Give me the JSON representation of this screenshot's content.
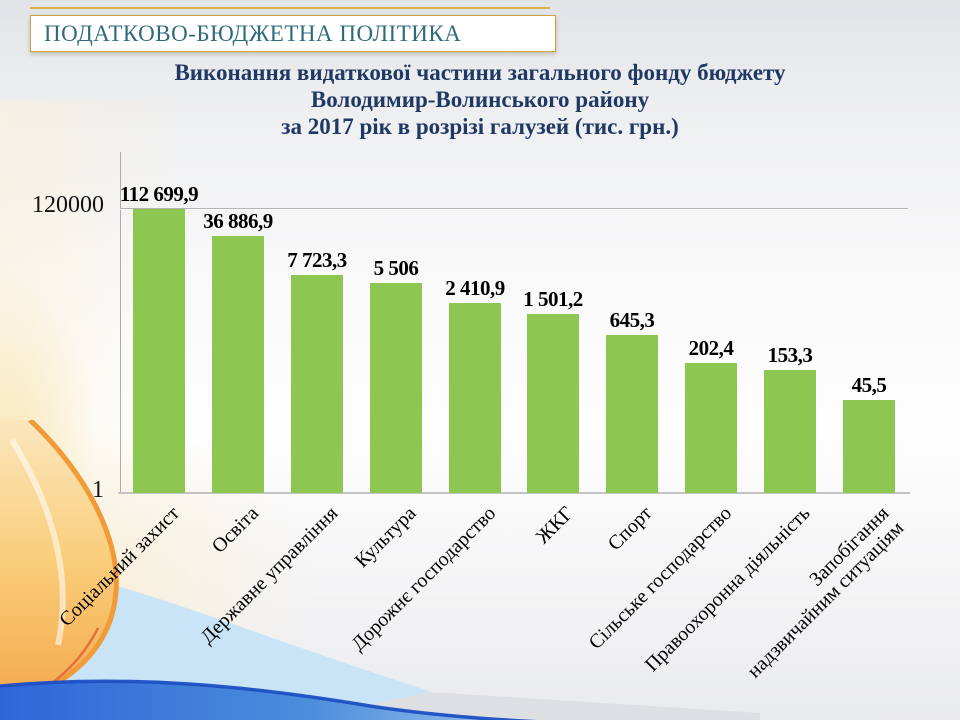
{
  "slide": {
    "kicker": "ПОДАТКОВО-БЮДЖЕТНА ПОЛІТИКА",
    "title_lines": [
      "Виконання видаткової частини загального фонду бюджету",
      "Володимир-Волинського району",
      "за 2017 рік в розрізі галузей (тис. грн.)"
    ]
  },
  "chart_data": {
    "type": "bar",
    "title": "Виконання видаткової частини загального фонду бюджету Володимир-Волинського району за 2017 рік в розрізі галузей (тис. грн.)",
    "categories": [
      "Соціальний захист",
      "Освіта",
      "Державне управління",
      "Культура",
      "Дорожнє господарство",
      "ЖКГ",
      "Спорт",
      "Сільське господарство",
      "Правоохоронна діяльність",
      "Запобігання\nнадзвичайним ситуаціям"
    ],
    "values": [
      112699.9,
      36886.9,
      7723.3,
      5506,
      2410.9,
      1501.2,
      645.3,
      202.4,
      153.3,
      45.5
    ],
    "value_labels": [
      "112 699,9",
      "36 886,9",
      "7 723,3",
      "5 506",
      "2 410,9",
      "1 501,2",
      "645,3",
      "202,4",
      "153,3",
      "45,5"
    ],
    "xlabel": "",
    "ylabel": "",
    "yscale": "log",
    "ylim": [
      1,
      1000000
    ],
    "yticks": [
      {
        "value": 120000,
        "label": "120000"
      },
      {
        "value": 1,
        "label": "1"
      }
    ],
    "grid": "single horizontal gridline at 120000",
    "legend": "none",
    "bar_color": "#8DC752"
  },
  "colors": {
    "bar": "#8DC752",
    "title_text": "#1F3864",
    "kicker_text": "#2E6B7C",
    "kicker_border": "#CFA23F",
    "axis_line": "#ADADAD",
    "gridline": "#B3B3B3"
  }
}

EXERCISE: Check each line of the records for the word "Волинського", and show the lines that contain it.

WRITTEN ANSWER:
      "Володимир-Волинського району",
    "title": "Виконання видаткової частини загального фонду бюджету Володимир-Волинського району за 2017 рік в розрізі галузей (тис. грн.)",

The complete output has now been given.